## EXERCISE:
In the data below, find every line that has the string "type", and copy it.

## SUPPLIED RECORDS:
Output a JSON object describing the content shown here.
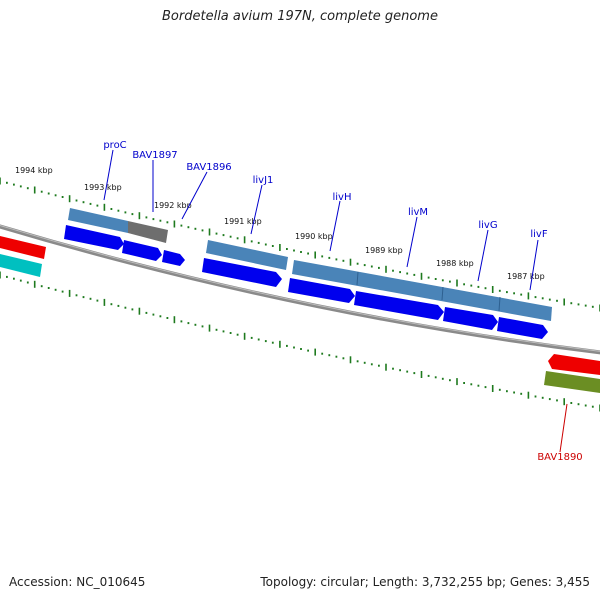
{
  "title": "Bordetella avium 197N, complete genome",
  "footer": {
    "accession": "Accession: NC_010645",
    "stats": "Topology: circular; Length: 3,732,255 bp; Genes: 3,455"
  },
  "colors": {
    "backbone": "#8a8a8a",
    "tick": "#1e7a1e",
    "forward_cds": "#0000ee",
    "forward_feature": "#4a84b8",
    "pseudo_feature": "#6e6e6e",
    "reverse_cds": "#ee0000",
    "reverse_feature": "#6b8e23",
    "offscreen_cds": "#00c0c0",
    "label_blue": "#0000cc",
    "label_red": "#cc0000"
  },
  "kbp_labels": [
    "1994 kbp",
    "1993 kbp",
    "1992 kbp",
    "1991 kbp",
    "1990 kbp",
    "1989 kbp",
    "1988 kbp",
    "1987 kbp"
  ],
  "gene_labels": [
    {
      "name": "proC",
      "color": "blue"
    },
    {
      "name": "BAV1897",
      "color": "blue"
    },
    {
      "name": "BAV1896",
      "color": "blue"
    },
    {
      "name": "livJ1",
      "color": "blue"
    },
    {
      "name": "livH",
      "color": "blue"
    },
    {
      "name": "livM",
      "color": "blue"
    },
    {
      "name": "livG",
      "color": "blue"
    },
    {
      "name": "livF",
      "color": "blue"
    },
    {
      "name": "BAV1890",
      "color": "red"
    }
  ]
}
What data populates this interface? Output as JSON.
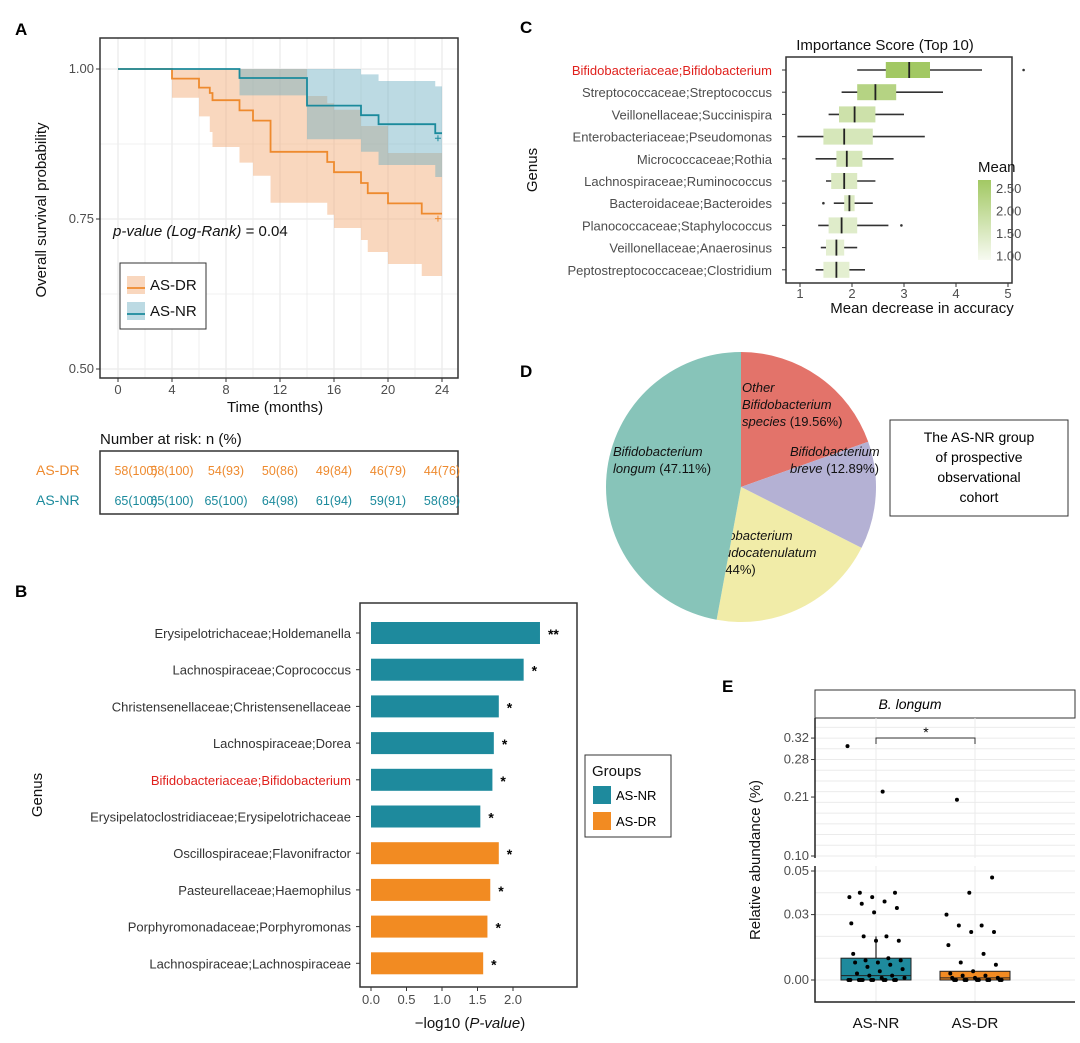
{
  "colors": {
    "as_dr": "#ee8a2e",
    "as_nr": "#1b8a9c",
    "highlight": "#e0211d",
    "bar_nr": "#1e8a9d",
    "bar_dr": "#f28b22"
  },
  "panel_labels": [
    "A",
    "B",
    "C",
    "D",
    "E"
  ],
  "chart_data": [
    {
      "panel": "A",
      "type": "line",
      "ylabel": "Overall survival probability",
      "xlabel": "Time (months)",
      "xticks": [
        0,
        4,
        8,
        12,
        16,
        20,
        24
      ],
      "yticks": [
        "0.50",
        "0.75",
        "1.00"
      ],
      "xlim": [
        0,
        24
      ],
      "ylim": [
        0.5,
        1.0
      ],
      "grid": true,
      "pvalue_label": "p-value (Log-Rank)",
      "pvalue_text": " = 0.04",
      "legend_placement": "bottom-left",
      "series": [
        {
          "name": "AS-DR",
          "key": "as_dr",
          "t": [
            0,
            4,
            6,
            6.8,
            7,
            9,
            10,
            11.3,
            15.5,
            16,
            18,
            18.5,
            20,
            22.5,
            24
          ],
          "s": [
            1,
            0.984,
            0.969,
            0.96,
            0.948,
            0.931,
            0.914,
            0.862,
            0.845,
            0.828,
            0.81,
            0.793,
            0.776,
            0.759,
            0.759
          ],
          "lower": [
            1,
            0.952,
            0.921,
            0.895,
            0.87,
            0.844,
            0.822,
            0.777,
            0.757,
            0.735,
            0.715,
            0.695,
            0.675,
            0.655,
            0.655
          ],
          "upper": [
            1,
            1,
            1,
            1,
            1,
            1,
            1,
            1,
            0.955,
            0.943,
            0.932,
            0.905,
            0.905,
            0.86,
            0.86
          ],
          "upper_t": [
            0,
            4,
            6,
            6.8,
            7,
            9,
            10,
            11.3,
            14,
            15.5,
            16,
            18,
            18.5,
            20,
            24
          ],
          "censor": [
            23.7
          ]
        },
        {
          "name": "AS-NR",
          "key": "as_nr",
          "t": [
            0,
            9,
            14,
            18,
            19.3,
            23.5,
            24
          ],
          "s": [
            1,
            0.985,
            0.939,
            0.923,
            0.908,
            0.893,
            0.893
          ],
          "lower": [
            1,
            0.956,
            0.883,
            0.862,
            0.84,
            0.82,
            0.82
          ],
          "upper": [
            1,
            1,
            1,
            0.991,
            0.98,
            0.971,
            0.971
          ],
          "censor": [
            23.7
          ]
        }
      ],
      "risk_table": {
        "title": "Number at risk: n (%)",
        "rows": [
          {
            "name": "AS-DR",
            "key": "as_dr",
            "values": [
              "58(100)",
              "58(100)",
              "54(93)",
              "50(86)",
              "49(84)",
              "46(79)",
              "44(76)"
            ]
          },
          {
            "name": "AS-NR",
            "key": "as_nr",
            "values": [
              "65(100)",
              "65(100)",
              "65(100)",
              "64(98)",
              "61(94)",
              "59(91)",
              "58(89)"
            ]
          }
        ]
      }
    },
    {
      "panel": "B",
      "type": "bar",
      "orientation": "horizontal",
      "ylabel": "Genus",
      "xlabel_prefix": "−log10 (",
      "xlabel_italic": "P-value",
      "xlabel_suffix": ")",
      "xticks": [
        "0.0",
        "0.5",
        "1.0",
        "1.5",
        "2.0"
      ],
      "xlim": [
        0,
        2.5
      ],
      "categories": [
        "Erysipelotrichaceae;Holdemanella",
        "Lachnospiraceae;Coprococcus",
        "Christensenellaceae;Christensenellaceae",
        "Lachnospiraceae;Dorea",
        "Bifidobacteriaceae;Bifidobacterium",
        "Erysipelatoclostridiaceae;Erysipelotrichaceae",
        "Oscillospiraceae;Flavonifractor",
        "Pasteurellaceae;Haemophilus",
        "Porphyromonadaceae;Porphyromonas",
        "Lachnospiraceae;Lachnospiraceae"
      ],
      "values": [
        2.38,
        2.15,
        1.8,
        1.73,
        1.71,
        1.54,
        1.8,
        1.68,
        1.64,
        1.58
      ],
      "groups": [
        "AS-NR",
        "AS-NR",
        "AS-NR",
        "AS-NR",
        "AS-NR",
        "AS-NR",
        "AS-DR",
        "AS-DR",
        "AS-DR",
        "AS-DR"
      ],
      "significance": [
        "**",
        "*",
        "*",
        "*",
        "*",
        "*",
        "*",
        "*",
        "*",
        "*"
      ],
      "highlight_index": 4,
      "legend": {
        "title": "Groups",
        "entries": [
          "AS-NR",
          "AS-DR"
        ],
        "placement": "right"
      }
    },
    {
      "panel": "C",
      "type": "boxplot",
      "orientation": "horizontal",
      "title": "Importance Score (Top 10)",
      "ylabel": "Genus",
      "xlabel": "Mean decrease in accuracy",
      "xticks": [
        1,
        2,
        3,
        4,
        5
      ],
      "xlim": [
        0.75,
        5.4
      ],
      "categories": [
        "Bifidobacteriaceae;Bifidobacterium",
        "Streptococcaceae;Streptococcus",
        "Veillonellaceae;Succinispira",
        "Enterobacteriaceae;Pseudomonas",
        "Micrococcaceae;Rothia",
        "Lachnospiraceae;Ruminococcus",
        "Bacteroidaceae;Bacteroides",
        "Planococcaceae;Staphylococcus",
        "Veillonellaceae;Anaerosinus",
        "Peptostreptococcaceae;Clostridium"
      ],
      "boxes": [
        {
          "min": 2.1,
          "q1": 2.65,
          "median": 3.1,
          "q3": 3.5,
          "max": 4.5,
          "outliers": [
            5.3
          ],
          "mean": 2.7
        },
        {
          "min": 1.8,
          "q1": 2.1,
          "median": 2.45,
          "q3": 2.85,
          "max": 3.75,
          "outliers": [],
          "mean": 2.3
        },
        {
          "min": 1.55,
          "q1": 1.75,
          "median": 2.05,
          "q3": 2.45,
          "max": 3.0,
          "outliers": [],
          "mean": 1.8
        },
        {
          "min": 0.95,
          "q1": 1.45,
          "median": 1.85,
          "q3": 2.4,
          "max": 3.4,
          "outliers": [],
          "mean": 1.6
        },
        {
          "min": 1.3,
          "q1": 1.7,
          "median": 1.9,
          "q3": 2.2,
          "max": 2.8,
          "outliers": [],
          "mean": 1.6
        },
        {
          "min": 1.5,
          "q1": 1.6,
          "median": 1.85,
          "q3": 2.1,
          "max": 2.45,
          "outliers": [],
          "mean": 1.5
        },
        {
          "min": 1.65,
          "q1": 1.85,
          "median": 1.95,
          "q3": 2.05,
          "max": 2.4,
          "outliers": [
            1.45
          ],
          "mean": 1.5
        },
        {
          "min": 1.35,
          "q1": 1.55,
          "median": 1.8,
          "q3": 2.1,
          "max": 2.7,
          "outliers": [
            2.95
          ],
          "mean": 1.4
        },
        {
          "min": 1.4,
          "q1": 1.5,
          "median": 1.7,
          "q3": 1.85,
          "max": 2.1,
          "outliers": [],
          "mean": 1.3
        },
        {
          "min": 1.3,
          "q1": 1.45,
          "median": 1.7,
          "q3": 1.95,
          "max": 2.25,
          "outliers": [],
          "mean": 1.3
        }
      ],
      "highlight_index": 0,
      "colorbar": {
        "title": "Mean",
        "ticks": [
          "2.50",
          "2.00",
          "1.50",
          "1.00"
        ],
        "range": [
          0.9,
          2.7
        ],
        "low_color": "#f7faf1",
        "high_color": "#a2c863"
      }
    },
    {
      "panel": "D",
      "type": "pie",
      "slices": [
        {
          "value": 19.56,
          "color": "#e3736a",
          "lines": [
            [
              [
                "Other",
                true
              ]
            ],
            [
              [
                "Bifidobacterium",
                true
              ]
            ],
            [
              [
                "species",
                true
              ],
              [
                " (19.56%)",
                false
              ]
            ]
          ]
        },
        {
          "value": 12.89,
          "color": "#b4b1d4",
          "lines": [
            [
              [
                "Bifidobacterium",
                true
              ]
            ],
            [
              [
                "breve",
                true
              ],
              [
                " (12.89%)",
                false
              ]
            ]
          ]
        },
        {
          "value": 20.44,
          "color": "#f1eca8",
          "lines": [
            [
              [
                "Bifidobacterium",
                true
              ]
            ],
            [
              [
                "pseudocatenulatum",
                true
              ]
            ],
            [
              [
                "(20.44%)",
                false
              ]
            ]
          ]
        },
        {
          "value": 47.11,
          "color": "#87c4b9",
          "lines": [
            [
              [
                "Bifidobacterium",
                true
              ]
            ],
            [
              [
                "longum",
                true
              ],
              [
                " (47.11%)",
                false
              ]
            ]
          ]
        }
      ],
      "note_lines": [
        "The AS-NR group",
        "of prospective",
        "observational",
        "cohort"
      ]
    },
    {
      "panel": "E",
      "type": "boxplot",
      "facet_title": "B. longum",
      "ylabel": "Relative abundance (%)",
      "categories": [
        "AS-NR",
        "AS-DR"
      ],
      "yticks_upper": [
        "0.32",
        "0.28",
        "0.21",
        "0.10"
      ],
      "yticks_lower": [
        "0.05",
        "0.03",
        "0.00"
      ],
      "significance": "*",
      "boxes": [
        {
          "q1": 0,
          "median": 0.002,
          "q3": 0.01,
          "min": 0,
          "max": 0.02,
          "color": "#1e8a9d",
          "points": [
            0.305,
            0.22,
            0.04,
            0.04,
            0.038,
            0.038,
            0.036,
            0.035,
            0.033,
            0.031,
            0.026,
            0.02,
            0.02,
            0.018,
            0.018,
            0.012,
            0.01,
            0.009,
            0.009,
            0.008,
            0.008,
            0.007,
            0.006,
            0.005,
            0.004,
            0.003,
            0.002,
            0.002,
            0.001,
            0.001,
            0,
            0,
            0,
            0,
            0,
            0,
            0,
            0,
            0,
            0,
            0
          ]
        },
        {
          "q1": 0,
          "median": 0.001,
          "q3": 0.004,
          "min": 0,
          "max": 0.004,
          "color": "#f28b22",
          "points": [
            0.205,
            0.047,
            0.04,
            0.03,
            0.025,
            0.025,
            0.022,
            0.022,
            0.016,
            0.012,
            0.008,
            0.007,
            0.004,
            0.003,
            0.002,
            0.002,
            0.001,
            0.001,
            0.001,
            0,
            0,
            0,
            0,
            0,
            0,
            0,
            0,
            0,
            0
          ]
        }
      ]
    }
  ]
}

## ANSWER FOR THIS EXERCISE:
      "type": "line",
      "type": "bar",
      "type": "boxplot",
      "type": "pie",
      "type": "boxplot",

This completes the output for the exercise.